EXERCISE PROMPT ▸ Give the data below again exactly as written, without its pictures.
═════ SOURCE MATERIAL
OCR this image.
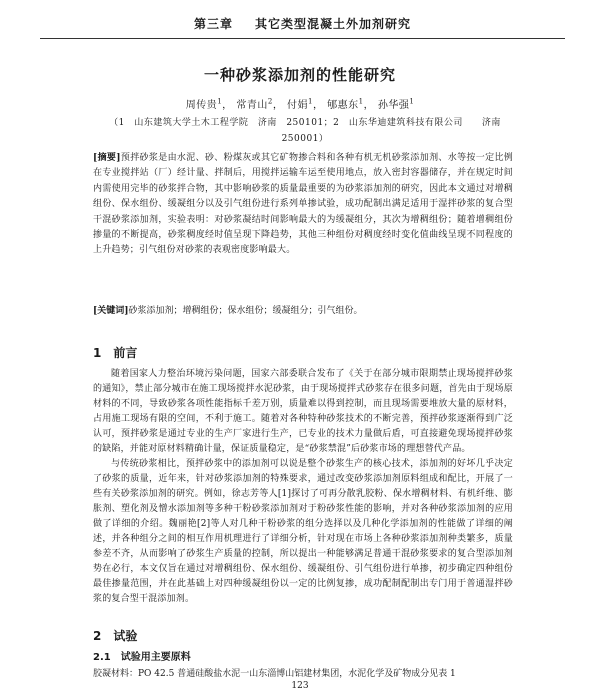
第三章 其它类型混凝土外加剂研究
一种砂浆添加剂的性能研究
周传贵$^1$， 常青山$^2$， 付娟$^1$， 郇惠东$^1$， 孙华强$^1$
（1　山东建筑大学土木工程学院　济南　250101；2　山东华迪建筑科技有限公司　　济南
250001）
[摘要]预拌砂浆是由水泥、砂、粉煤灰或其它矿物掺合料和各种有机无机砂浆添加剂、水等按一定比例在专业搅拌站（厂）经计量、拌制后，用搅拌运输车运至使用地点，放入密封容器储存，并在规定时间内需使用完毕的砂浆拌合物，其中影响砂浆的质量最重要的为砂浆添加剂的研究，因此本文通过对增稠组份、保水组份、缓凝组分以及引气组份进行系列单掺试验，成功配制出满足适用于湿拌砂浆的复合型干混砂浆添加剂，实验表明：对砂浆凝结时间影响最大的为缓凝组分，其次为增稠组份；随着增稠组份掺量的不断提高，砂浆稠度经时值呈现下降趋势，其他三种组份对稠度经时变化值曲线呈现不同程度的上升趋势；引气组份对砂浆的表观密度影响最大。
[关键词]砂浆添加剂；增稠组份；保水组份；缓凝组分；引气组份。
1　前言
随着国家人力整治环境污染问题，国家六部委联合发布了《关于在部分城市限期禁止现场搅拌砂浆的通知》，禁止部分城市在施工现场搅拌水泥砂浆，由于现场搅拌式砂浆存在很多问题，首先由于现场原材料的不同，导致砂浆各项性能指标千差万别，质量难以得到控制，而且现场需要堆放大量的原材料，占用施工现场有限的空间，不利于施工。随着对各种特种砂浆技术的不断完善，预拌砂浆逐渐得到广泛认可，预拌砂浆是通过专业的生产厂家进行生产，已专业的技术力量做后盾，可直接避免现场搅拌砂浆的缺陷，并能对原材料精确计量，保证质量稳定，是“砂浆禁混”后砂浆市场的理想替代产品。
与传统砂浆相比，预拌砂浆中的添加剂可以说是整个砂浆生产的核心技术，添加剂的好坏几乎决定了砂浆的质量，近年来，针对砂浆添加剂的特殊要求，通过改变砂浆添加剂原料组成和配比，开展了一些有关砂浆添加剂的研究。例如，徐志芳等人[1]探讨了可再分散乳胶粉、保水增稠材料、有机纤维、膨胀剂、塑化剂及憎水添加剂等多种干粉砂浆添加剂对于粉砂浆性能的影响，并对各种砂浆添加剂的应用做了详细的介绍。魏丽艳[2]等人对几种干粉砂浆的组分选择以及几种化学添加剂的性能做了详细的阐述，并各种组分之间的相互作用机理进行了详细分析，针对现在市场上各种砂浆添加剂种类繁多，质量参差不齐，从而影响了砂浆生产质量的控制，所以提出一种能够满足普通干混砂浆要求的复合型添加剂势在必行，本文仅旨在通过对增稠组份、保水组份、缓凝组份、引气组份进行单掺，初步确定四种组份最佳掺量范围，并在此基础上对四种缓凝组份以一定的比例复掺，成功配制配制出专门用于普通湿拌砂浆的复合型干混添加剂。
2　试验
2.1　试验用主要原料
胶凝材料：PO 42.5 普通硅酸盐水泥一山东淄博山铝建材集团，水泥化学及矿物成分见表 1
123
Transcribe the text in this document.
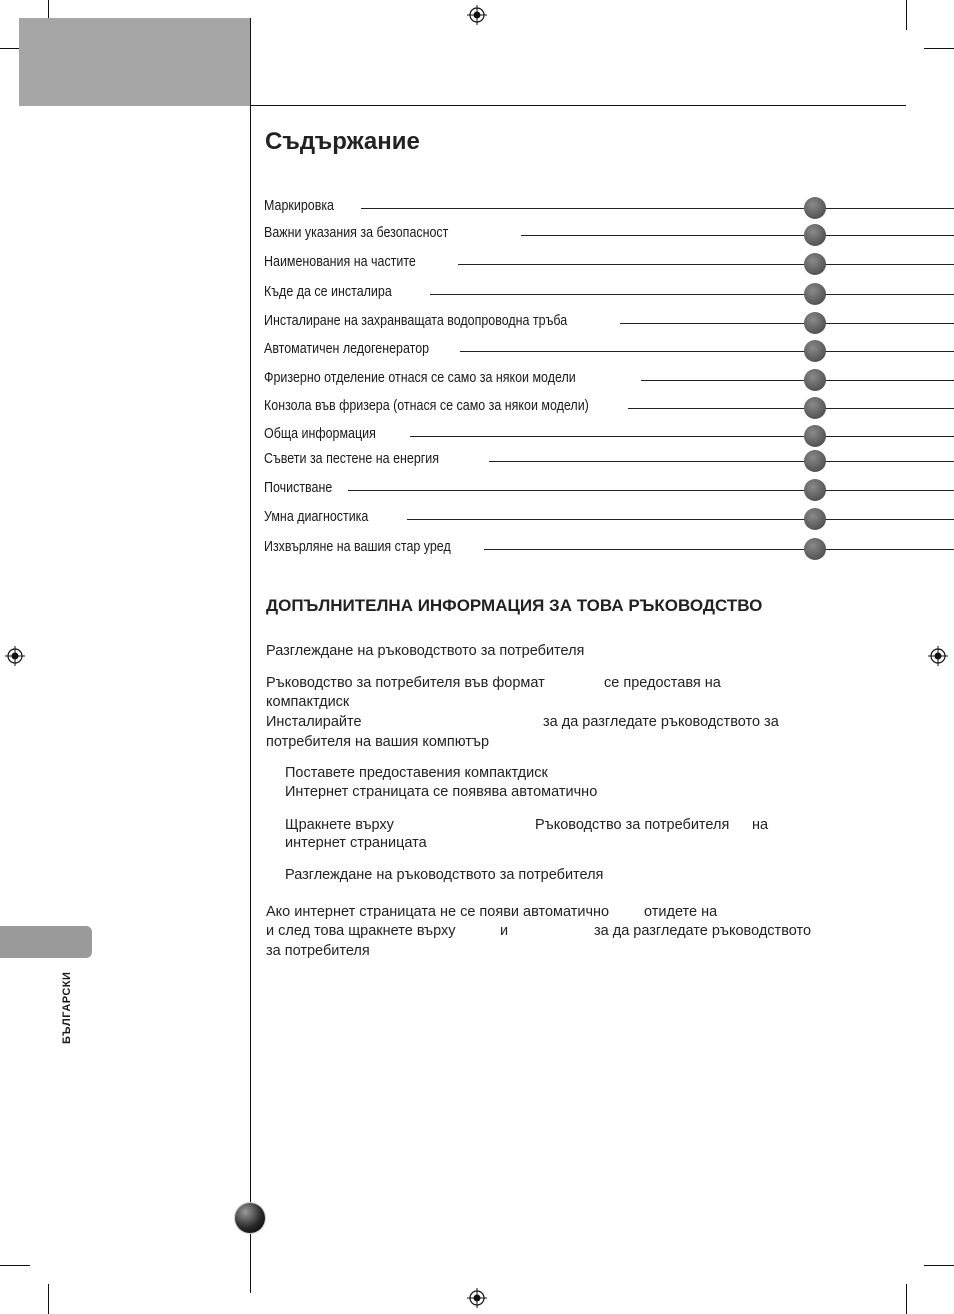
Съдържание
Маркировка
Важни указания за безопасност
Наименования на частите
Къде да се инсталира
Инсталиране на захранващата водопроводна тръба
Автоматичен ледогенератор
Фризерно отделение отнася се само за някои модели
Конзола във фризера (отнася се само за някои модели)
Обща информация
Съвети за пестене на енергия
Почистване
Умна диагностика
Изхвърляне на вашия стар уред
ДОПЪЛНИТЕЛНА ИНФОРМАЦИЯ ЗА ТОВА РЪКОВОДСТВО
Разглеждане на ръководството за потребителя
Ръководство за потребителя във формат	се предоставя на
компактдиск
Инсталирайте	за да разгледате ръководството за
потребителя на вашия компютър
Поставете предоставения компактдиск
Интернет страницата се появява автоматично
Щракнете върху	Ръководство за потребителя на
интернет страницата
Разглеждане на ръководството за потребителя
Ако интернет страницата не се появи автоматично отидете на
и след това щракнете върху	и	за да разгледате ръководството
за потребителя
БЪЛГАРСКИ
══════════
WRITTEN REPLY ▸
OCR this image.
第三章 其它类型混凝土外加剂研究
一种砂浆添加剂的性能研究
周传贵$^1$， 常青山$^2$， 付娟$^1$， 郇惠东$^1$， 孙华强$^1$
（1　山东建筑大学土木工程学院　济南　250101；2　山东华迪建筑科技有限公司　　济南
250001）
[摘要]预拌砂浆是由水泥、砂、粉煤灰或其它矿物掺合料和各种有机无机砂浆添加剂、水等按一定比例在专业搅拌站（厂）经计量、拌制后，用搅拌运输车运至使用地点，放入密封容器储存，并在规定时间内需使用完毕的砂浆拌合物，其中影响砂浆的质量最重要的为砂浆添加剂的研究，因此本文通过对增稠组份、保水组份、缓凝组分以及引气组份进行系列单掺试验，成功配制出满足适用于湿拌砂浆的复合型干混砂浆添加剂，实验表明：对砂浆凝结时间影响最大的为缓凝组分，其次为增稠组份；随着增稠组份掺量的不断提高，砂浆稠度经时值呈现下降趋势，其他三种组份对稠度经时变化值曲线呈现不同程度的上升趋势；引气组份对砂浆的表观密度影响最大。
[关键词]砂浆添加剂；增稠组份；保水组份；缓凝组分；引气组份。
1　前言
随着国家人力整治环境污染问题，国家六部委联合发布了《关于在部分城市限期禁止现场搅拌砂浆的通知》，禁止部分城市在施工现场搅拌水泥砂浆，由于现场搅拌式砂浆存在很多问题，首先由于现场原材料的不同，导致砂浆各项性能指标千差万别，质量难以得到控制，而且现场需要堆放大量的原材料，占用施工现场有限的空间，不利于施工。随着对各种特种砂浆技术的不断完善，预拌砂浆逐渐得到广泛认可，预拌砂浆是通过专业的生产厂家进行生产，已专业的技术力量做后盾，可直接避免现场搅拌砂浆的缺陷，并能对原材料精确计量，保证质量稳定，是“砂浆禁混”后砂浆市场的理想替代产品。
与传统砂浆相比，预拌砂浆中的添加剂可以说是整个砂浆生产的核心技术，添加剂的好坏几乎决定了砂浆的质量，近年来，针对砂浆添加剂的特殊要求，通过改变砂浆添加剂原料组成和配比，开展了一些有关砂浆添加剂的研究。例如，徐志芳等人[1]探讨了可再分散乳胶粉、保水增稠材料、有机纤维、膨胀剂、塑化剂及憎水添加剂等多种干粉砂浆添加剂对于粉砂浆性能的影响，并对各种砂浆添加剂的应用做了详细的介绍。魏丽艳[2]等人对几种干粉砂浆的组分选择以及几种化学添加剂的性能做了详细的阐述，并各种组分之间的相互作用机理进行了详细分析，针对现在市场上各种砂浆添加剂种类繁多，质量参差不齐，从而影响了砂浆生产质量的控制，所以提出一种能够满足普通干混砂浆要求的复合型添加剂势在必行，本文仅旨在通过对增稠组份、保水组份、缓凝组份、引气组份进行单掺，初步确定四种组份最佳掺量范围，并在此基础上对四种缓凝组份以一定的比例复掺，成功配制配制出专门用于普通湿拌砂浆的复合型干混添加剂。
2　试验
2.1　试验用主要原料
胶凝材料：PO 42.5 普通硅酸盐水泥一山东淄博山铝建材集团，水泥化学及矿物成分见表 1
123
Transcribe the text in this document.
Съдържание
Маркировка
Важни указания за безопасност
Наименования на частите
Къде да се инсталира
Инсталиране на захранващата водопроводна тръба
Автоматичен ледогенератор
Фризерно отделение отнася се само за някои модели
Конзола във фризера (отнася се само за някои модели)
Обща информация
Съвети за пестене на енергия
Почистване
Умна диагностика
Изхвърляне на вашия стар уред
ДОПЪЛНИТЕЛНА ИНФОРМАЦИЯ ЗА ТОВА РЪКОВОДСТВО
Разглеждане на ръководството за потребителя
Ръководство за потребителя във формат	се предоставя на
компактдиск
Инсталирайте	за да разгледате ръководството за
потребителя на вашия компютър
Поставете предоставения компактдиск
Интернет страницата се появява автоматично
Щракнете върху	Ръководство за потребителя на
интернет страницата
Разглеждане на ръководството за потребителя
Ако интернет страницата не се появи автоматично отидете на
и след това щракнете върху	и	за да разгледате ръководството
за потребителя
БЪЛГАРСКИ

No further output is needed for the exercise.